** Begin Record extracts **
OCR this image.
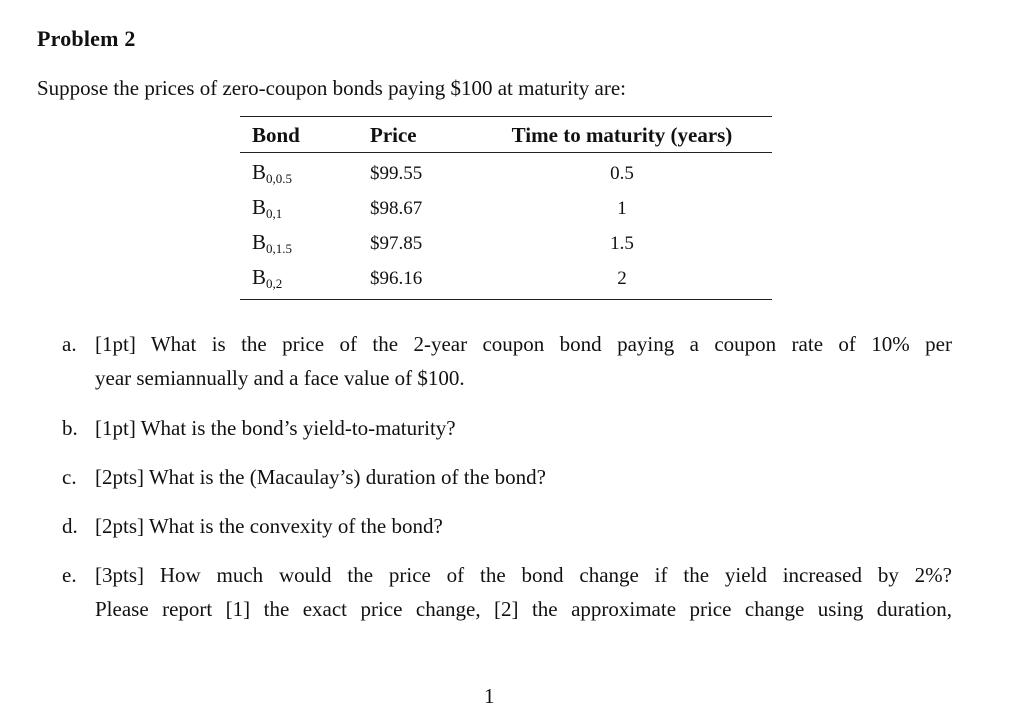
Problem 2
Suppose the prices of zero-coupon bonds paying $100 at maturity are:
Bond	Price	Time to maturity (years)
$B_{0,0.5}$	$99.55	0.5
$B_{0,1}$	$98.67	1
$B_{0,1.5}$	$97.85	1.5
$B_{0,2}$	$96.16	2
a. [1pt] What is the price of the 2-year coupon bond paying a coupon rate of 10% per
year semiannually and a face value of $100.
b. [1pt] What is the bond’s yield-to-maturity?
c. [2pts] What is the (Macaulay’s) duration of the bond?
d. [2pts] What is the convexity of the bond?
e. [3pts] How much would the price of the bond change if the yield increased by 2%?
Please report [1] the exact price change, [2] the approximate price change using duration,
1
** End Record extracts **
** Begin Record extracts **
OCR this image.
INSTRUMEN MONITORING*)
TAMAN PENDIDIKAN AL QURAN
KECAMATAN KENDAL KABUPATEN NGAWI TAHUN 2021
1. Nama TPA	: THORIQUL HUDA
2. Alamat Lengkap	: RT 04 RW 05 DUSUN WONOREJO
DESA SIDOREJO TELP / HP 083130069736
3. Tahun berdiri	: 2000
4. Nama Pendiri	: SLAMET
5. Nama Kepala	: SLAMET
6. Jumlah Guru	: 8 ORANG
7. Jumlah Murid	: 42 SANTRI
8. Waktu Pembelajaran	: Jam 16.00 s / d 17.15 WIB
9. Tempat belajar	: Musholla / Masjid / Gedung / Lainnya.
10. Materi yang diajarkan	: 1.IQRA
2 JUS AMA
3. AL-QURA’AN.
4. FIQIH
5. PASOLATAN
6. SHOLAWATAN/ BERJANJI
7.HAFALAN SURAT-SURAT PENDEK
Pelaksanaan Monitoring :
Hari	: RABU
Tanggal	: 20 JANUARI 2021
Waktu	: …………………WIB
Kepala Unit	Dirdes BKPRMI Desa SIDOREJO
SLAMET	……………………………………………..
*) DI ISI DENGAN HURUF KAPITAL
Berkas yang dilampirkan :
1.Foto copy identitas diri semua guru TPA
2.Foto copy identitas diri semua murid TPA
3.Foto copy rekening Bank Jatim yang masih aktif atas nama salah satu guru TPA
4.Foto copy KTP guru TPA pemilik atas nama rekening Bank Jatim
** End Record extracts **
Lines holding the word "semua" should be counted across the entries; state only how many there are.

* **Right answer**:
2